◆ **TASK STATEMENT**: Quote the listing below in its entirety.

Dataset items
* start *

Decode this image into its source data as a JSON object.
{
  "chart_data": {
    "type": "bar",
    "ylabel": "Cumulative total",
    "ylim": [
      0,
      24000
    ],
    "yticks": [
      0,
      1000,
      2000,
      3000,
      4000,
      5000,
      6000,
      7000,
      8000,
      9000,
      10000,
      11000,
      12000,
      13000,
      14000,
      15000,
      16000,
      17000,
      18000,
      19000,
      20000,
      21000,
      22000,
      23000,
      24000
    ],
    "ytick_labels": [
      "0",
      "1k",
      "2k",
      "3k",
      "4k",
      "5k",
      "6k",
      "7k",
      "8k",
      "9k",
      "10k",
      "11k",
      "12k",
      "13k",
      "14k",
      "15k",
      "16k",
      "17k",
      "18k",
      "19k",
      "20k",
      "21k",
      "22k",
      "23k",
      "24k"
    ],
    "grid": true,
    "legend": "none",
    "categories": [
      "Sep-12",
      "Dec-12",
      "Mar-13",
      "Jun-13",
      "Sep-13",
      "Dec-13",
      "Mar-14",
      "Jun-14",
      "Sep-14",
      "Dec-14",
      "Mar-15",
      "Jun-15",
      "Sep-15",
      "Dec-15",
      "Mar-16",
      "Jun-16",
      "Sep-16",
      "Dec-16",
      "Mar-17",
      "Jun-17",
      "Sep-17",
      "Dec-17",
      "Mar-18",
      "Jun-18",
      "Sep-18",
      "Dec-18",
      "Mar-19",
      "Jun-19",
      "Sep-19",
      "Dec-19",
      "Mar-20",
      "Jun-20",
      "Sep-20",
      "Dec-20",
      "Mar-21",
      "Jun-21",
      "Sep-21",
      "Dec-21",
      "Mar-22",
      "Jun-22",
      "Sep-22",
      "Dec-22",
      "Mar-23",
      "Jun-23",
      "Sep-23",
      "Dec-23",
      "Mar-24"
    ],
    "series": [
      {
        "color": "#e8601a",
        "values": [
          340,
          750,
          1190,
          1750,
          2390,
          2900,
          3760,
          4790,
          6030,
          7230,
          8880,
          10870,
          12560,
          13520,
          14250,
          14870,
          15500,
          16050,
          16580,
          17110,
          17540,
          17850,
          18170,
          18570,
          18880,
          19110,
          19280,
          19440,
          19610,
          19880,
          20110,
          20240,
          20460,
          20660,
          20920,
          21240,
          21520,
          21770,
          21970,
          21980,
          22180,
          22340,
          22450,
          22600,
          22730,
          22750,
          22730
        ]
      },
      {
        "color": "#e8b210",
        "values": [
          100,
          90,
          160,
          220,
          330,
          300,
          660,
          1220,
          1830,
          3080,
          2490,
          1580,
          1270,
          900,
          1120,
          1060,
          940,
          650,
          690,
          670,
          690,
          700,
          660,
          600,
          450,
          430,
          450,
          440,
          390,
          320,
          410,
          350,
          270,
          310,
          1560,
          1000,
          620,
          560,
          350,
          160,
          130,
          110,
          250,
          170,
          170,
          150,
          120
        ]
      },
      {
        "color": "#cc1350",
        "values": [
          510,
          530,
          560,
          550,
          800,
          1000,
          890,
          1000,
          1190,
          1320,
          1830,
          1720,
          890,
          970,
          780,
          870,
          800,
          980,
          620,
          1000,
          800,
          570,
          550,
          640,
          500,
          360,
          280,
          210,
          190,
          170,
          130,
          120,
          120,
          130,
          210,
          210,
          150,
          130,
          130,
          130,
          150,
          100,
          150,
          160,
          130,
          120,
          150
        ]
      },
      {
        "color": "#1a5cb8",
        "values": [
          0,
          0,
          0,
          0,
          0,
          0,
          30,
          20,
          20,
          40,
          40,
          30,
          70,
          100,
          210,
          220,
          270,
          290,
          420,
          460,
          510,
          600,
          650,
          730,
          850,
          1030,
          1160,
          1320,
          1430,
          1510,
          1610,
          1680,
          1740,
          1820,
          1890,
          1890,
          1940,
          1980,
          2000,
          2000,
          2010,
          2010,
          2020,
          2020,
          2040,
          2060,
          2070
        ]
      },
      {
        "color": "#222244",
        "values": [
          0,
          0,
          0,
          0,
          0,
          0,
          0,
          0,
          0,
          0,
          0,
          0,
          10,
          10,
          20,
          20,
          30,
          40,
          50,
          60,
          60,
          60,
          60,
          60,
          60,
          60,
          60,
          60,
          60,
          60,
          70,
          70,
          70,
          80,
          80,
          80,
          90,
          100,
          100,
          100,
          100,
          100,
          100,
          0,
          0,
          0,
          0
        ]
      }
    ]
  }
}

* end *

◆ **OUTPUT FOR THIS EXERCISE**:
Decode this image into its source data as a JSON object.
{
  "chart_data": {
    "type": "bar",
    "ylabel": "Cumulative total",
    "ylim": [
      0,
      24000
    ],
    "yticks": [
      0,
      1000,
      2000,
      3000,
      4000,
      5000,
      6000,
      7000,
      8000,
      9000,
      10000,
      11000,
      12000,
      13000,
      14000,
      15000,
      16000,
      17000,
      18000,
      19000,
      20000,
      21000,
      22000,
      23000,
      24000
    ],
    "ytick_labels": [
      "0",
      "1k",
      "2k",
      "3k",
      "4k",
      "5k",
      "6k",
      "7k",
      "8k",
      "9k",
      "10k",
      "11k",
      "12k",
      "13k",
      "14k",
      "15k",
      "16k",
      "17k",
      "18k",
      "19k",
      "20k",
      "21k",
      "22k",
      "23k",
      "24k"
    ],
    "grid": true,
    "legend": "none",
    "categories": [
      "Sep-12",
      "Dec-12",
      "Mar-13",
      "Jun-13",
      "Sep-13",
      "Dec-13",
      "Mar-14",
      "Jun-14",
      "Sep-14",
      "Dec-14",
      "Mar-15",
      "Jun-15",
      "Sep-15",
      "Dec-15",
      "Mar-16",
      "Jun-16",
      "Sep-16",
      "Dec-16",
      "Mar-17",
      "Jun-17",
      "Sep-17",
      "Dec-17",
      "Mar-18",
      "Jun-18",
      "Sep-18",
      "Dec-18",
      "Mar-19",
      "Jun-19",
      "Sep-19",
      "Dec-19",
      "Mar-20",
      "Jun-20",
      "Sep-20",
      "Dec-20",
      "Mar-21",
      "Jun-21",
      "Sep-21",
      "Dec-21",
      "Mar-22",
      "Jun-22",
      "Sep-22",
      "Dec-22",
      "Mar-23",
      "Jun-23",
      "Sep-23",
      "Dec-23",
      "Mar-24"
    ],
    "series": [
      {
        "color": "#e8601a",
        "values": [
          340,
          750,
          1190,
          1750,
          2390,
          2900,
          3760,
          4790,
          6030,
          7230,
          8880,
          10870,
          12560,
          13520,
          14250,
          14870,
          15500,
          16050,
          16580,
          17110,
          17540,
          17850,
          18170,
          18570,
          18880,
          19110,
          19280,
          19440,
          19610,
          19880,
          20110,
          20240,
          20460,
          20660,
          20920,
          21240,
          21520,
          21770,
          21970,
          21980,
          22180,
          22340,
          22450,
          22600,
          22730,
          22750,
          22730
        ]
      },
      {
        "color": "#e8b210",
        "values": [
          100,
          90,
          160,
          220,
          330,
          300,
          660,
          1220,
          1830,
          3080,
          2490,
          1580,
          1270,
          900,
          1120,
          1060,
          940,
          650,
          690,
          670,
          690,
          700,
          660,
          600,
          450,
          430,
          450,
          440,
          390,
          320,
          410,
          350,
          270,
          310,
          1560,
          1000,
          620,
          560,
          350,
          160,
          130,
          110,
          250,
          170,
          170,
          150,
          120
        ]
      },
      {
        "color": "#cc1350",
        "values": [
          510,
          530,
          560,
          550,
          800,
          1000,
          890,
          1000,
          1190,
          1320,
          1830,
          1720,
          890,
          970,
          780,
          870,
          800,
          980,
          620,
          1000,
          800,
          570,
          550,
          640,
          500,
          360,
          280,
          210,
          190,
          170,
          130,
          120,
          120,
          130,
          210,
          210,
          150,
          130,
          130,
          130,
          150,
          100,
          150,
          160,
          130,
          120,
          150
        ]
      },
      {
        "color": "#1a5cb8",
        "values": [
          0,
          0,
          0,
          0,
          0,
          0,
          30,
          20,
          20,
          40,
          40,
          30,
          70,
          100,
          210,
          220,
          270,
          290,
          420,
          460,
          510,
          600,
          650,
          730,
          850,
          1030,
          1160,
          1320,
          1430,
          1510,
          1610,
          1680,
          1740,
          1820,
          1890,
          1890,
          1940,
          1980,
          2000,
          2000,
          2010,
          2010,
          2020,
          2020,
          2040,
          2060,
          2070
        ]
      },
      {
        "color": "#222244",
        "values": [
          0,
          0,
          0,
          0,
          0,
          0,
          0,
          0,
          0,
          0,
          0,
          0,
          10,
          10,
          20,
          20,
          30,
          40,
          50,
          60,
          60,
          60,
          60,
          60,
          60,
          60,
          60,
          60,
          60,
          60,
          70,
          70,
          70,
          80,
          80,
          80,
          90,
          100,
          100,
          100,
          100,
          100,
          100,
          0,
          0,
          0,
          0
        ]
      }
    ]
  }
}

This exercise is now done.